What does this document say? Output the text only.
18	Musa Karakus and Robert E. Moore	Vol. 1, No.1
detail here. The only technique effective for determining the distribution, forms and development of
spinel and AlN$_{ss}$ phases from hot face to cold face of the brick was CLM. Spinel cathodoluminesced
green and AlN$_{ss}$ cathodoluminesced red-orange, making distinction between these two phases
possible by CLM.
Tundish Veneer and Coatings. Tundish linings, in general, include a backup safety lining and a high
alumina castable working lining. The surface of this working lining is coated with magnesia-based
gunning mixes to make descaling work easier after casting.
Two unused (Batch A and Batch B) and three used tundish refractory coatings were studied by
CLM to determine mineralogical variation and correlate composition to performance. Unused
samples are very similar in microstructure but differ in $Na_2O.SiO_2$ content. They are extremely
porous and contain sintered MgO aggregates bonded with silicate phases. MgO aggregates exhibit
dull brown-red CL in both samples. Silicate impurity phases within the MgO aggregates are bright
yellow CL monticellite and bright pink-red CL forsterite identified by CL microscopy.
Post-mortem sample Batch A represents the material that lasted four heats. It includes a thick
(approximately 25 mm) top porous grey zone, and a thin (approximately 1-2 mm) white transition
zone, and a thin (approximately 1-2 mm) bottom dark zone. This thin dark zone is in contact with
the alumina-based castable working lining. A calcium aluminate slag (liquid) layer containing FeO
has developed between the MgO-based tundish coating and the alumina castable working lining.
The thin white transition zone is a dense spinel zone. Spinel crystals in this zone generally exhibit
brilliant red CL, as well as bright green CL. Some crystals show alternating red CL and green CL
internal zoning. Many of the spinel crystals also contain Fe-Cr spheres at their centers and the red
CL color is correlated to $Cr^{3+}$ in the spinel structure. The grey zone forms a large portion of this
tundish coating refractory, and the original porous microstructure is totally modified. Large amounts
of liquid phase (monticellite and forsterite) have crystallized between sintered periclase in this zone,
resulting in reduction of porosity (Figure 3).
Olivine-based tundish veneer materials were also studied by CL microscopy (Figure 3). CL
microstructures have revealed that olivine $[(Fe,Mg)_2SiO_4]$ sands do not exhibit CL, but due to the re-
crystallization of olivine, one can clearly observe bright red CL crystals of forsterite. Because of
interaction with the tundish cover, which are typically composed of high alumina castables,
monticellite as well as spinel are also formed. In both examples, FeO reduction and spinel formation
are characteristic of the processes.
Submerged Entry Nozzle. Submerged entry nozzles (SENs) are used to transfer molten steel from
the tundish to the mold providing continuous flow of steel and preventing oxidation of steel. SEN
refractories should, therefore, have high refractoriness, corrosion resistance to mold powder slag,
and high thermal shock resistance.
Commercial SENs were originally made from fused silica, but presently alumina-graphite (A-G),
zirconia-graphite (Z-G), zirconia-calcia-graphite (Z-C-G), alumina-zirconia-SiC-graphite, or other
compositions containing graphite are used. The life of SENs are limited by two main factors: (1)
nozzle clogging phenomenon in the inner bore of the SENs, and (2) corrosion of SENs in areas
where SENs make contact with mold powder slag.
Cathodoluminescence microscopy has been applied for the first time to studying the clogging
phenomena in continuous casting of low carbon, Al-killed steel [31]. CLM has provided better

★ ★ ★

### PROBLEM TO SOLVE
Look back over the material above and state how many lines hold the word "liquid". Write the number and nothing else.

### WRITTEN SOLUTION
2